WHAT TO PRODUCE: Gather each line containing the string "this" from these entries.

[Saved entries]
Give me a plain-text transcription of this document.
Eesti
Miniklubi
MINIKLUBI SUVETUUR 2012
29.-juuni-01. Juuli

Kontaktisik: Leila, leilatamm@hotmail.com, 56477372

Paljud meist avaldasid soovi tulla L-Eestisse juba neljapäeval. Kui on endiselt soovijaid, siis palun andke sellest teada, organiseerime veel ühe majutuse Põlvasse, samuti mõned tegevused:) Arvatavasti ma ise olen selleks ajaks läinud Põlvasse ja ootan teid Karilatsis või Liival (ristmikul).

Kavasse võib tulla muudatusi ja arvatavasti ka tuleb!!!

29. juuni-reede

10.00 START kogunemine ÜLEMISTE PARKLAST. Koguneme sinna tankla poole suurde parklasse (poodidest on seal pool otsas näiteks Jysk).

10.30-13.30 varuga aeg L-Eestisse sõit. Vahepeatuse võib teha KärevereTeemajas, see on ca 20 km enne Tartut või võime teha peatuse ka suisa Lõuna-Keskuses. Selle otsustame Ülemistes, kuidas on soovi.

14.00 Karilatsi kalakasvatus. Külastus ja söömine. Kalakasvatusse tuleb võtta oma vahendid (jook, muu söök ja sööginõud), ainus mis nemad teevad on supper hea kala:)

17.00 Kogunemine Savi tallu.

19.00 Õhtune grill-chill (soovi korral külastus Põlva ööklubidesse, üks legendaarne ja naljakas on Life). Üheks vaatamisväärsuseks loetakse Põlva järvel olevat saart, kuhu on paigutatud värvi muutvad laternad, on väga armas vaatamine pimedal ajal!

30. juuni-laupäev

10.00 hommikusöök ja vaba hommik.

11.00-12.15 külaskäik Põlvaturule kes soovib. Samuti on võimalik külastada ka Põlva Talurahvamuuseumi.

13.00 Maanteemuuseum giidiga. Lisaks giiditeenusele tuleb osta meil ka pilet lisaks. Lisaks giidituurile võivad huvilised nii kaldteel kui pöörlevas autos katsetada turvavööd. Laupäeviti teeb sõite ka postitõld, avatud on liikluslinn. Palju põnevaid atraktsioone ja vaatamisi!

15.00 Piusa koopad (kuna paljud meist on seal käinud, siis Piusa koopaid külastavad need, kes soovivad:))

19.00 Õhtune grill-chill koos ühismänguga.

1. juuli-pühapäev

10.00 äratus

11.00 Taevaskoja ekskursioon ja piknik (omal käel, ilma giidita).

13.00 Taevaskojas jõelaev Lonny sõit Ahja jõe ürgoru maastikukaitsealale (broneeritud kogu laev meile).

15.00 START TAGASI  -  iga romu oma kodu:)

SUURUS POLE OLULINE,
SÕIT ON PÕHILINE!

---

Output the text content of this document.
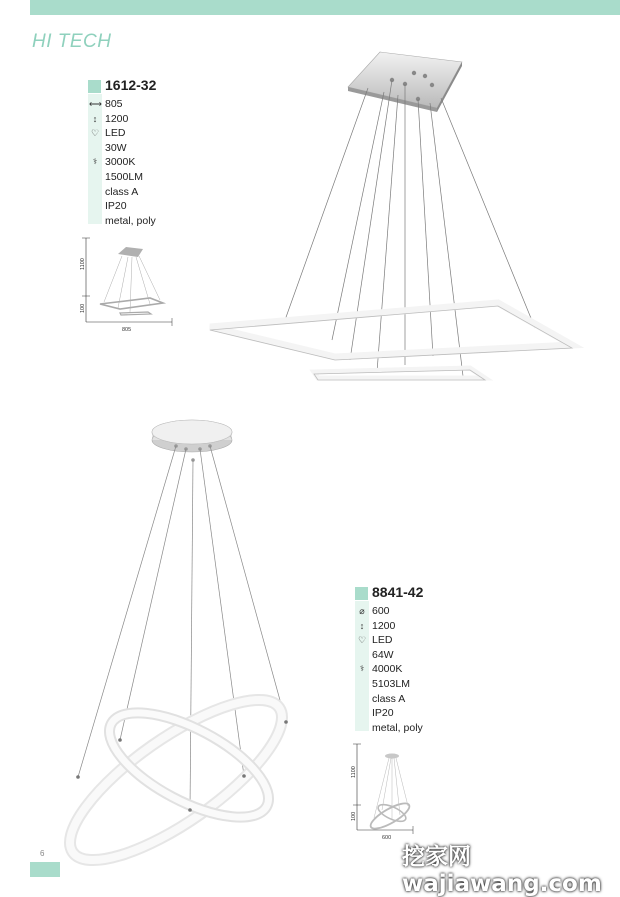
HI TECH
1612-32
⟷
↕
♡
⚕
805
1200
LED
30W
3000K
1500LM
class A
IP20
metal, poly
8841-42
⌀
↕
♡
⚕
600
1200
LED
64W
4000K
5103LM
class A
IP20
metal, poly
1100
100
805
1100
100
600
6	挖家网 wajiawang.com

---

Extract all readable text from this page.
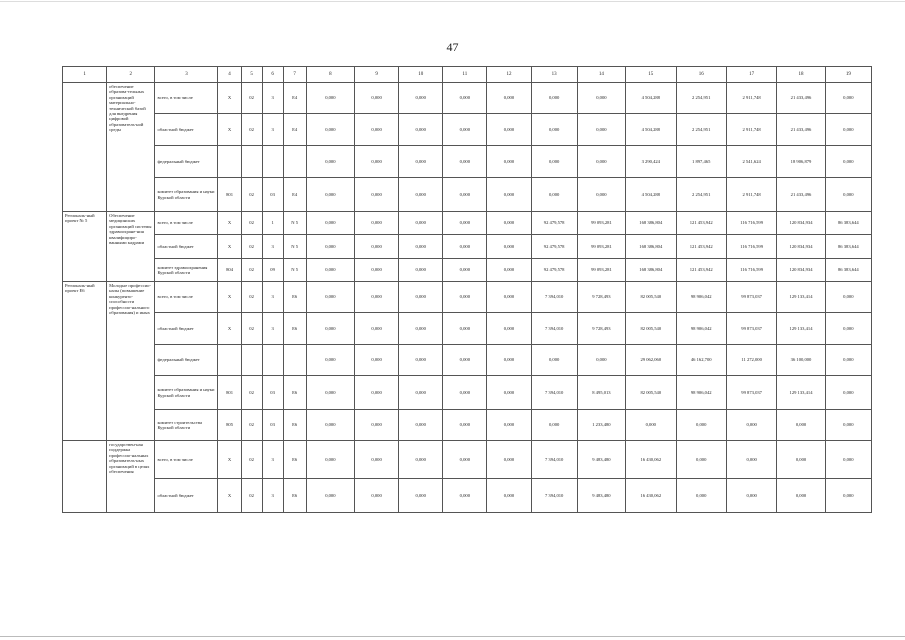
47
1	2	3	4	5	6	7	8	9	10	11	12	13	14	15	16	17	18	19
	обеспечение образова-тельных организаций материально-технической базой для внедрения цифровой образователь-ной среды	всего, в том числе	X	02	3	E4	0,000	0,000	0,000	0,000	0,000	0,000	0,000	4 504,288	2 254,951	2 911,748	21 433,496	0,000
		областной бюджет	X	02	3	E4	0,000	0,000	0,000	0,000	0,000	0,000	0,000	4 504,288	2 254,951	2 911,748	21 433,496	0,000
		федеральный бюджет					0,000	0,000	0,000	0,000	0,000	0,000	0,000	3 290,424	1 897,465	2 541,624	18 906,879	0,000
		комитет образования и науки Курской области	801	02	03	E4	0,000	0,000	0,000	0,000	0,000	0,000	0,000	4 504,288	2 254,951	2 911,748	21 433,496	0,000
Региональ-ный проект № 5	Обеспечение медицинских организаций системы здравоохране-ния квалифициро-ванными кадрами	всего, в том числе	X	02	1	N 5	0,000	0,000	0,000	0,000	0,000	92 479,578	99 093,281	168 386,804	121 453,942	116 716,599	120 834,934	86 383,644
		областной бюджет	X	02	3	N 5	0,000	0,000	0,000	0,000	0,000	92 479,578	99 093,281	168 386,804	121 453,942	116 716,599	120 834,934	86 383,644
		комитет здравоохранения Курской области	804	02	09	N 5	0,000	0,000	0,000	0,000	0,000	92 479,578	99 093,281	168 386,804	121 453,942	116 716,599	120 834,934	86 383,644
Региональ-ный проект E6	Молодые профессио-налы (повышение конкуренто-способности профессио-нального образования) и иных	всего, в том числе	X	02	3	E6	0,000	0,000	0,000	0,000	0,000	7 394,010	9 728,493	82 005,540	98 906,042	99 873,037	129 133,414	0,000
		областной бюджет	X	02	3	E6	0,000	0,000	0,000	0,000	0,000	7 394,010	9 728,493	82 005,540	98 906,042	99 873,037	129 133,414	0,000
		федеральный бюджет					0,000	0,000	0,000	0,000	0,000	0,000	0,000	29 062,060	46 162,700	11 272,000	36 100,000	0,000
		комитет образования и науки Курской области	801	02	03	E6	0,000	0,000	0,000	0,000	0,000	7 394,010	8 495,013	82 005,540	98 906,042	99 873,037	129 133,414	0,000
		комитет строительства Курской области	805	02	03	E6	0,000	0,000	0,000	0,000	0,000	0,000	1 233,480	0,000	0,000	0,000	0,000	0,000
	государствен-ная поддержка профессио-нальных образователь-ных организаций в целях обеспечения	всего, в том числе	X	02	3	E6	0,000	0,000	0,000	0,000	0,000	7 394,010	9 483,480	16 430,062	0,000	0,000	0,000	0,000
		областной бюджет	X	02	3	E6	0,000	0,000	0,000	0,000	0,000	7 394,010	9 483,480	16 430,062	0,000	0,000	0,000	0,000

TASK RESULT:
Give me a plain-text transcription of this document.
Output the text content of this document.
Extract all readable text from this page.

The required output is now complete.